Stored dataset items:
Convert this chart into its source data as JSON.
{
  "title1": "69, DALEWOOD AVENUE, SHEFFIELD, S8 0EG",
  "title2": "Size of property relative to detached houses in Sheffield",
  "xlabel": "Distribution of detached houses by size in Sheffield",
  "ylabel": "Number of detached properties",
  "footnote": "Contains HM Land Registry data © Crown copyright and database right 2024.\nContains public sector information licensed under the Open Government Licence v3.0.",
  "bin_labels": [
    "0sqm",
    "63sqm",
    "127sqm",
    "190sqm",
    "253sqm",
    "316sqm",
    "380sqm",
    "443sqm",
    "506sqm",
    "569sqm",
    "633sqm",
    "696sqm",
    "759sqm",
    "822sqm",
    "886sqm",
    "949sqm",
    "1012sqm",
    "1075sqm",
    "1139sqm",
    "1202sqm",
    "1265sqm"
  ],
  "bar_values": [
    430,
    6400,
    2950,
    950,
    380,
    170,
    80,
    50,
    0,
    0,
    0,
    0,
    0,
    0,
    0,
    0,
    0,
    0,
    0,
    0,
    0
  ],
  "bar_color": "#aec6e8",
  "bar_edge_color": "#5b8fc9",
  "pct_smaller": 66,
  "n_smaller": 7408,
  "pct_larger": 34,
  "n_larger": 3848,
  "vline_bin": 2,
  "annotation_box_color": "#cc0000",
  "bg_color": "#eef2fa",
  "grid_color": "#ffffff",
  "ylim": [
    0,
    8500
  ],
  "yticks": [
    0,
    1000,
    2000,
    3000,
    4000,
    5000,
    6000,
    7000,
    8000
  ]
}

REQUIREMENT: Look for the word "detached" in every line of the listing and copy the lines that have it.

WRITTEN RESPONSE:
  "title2": "Size of property relative to detached houses in Sheffield",
  "xlabel": "Distribution of detached houses by size in Sheffield",
  "ylabel": "Number of detached properties",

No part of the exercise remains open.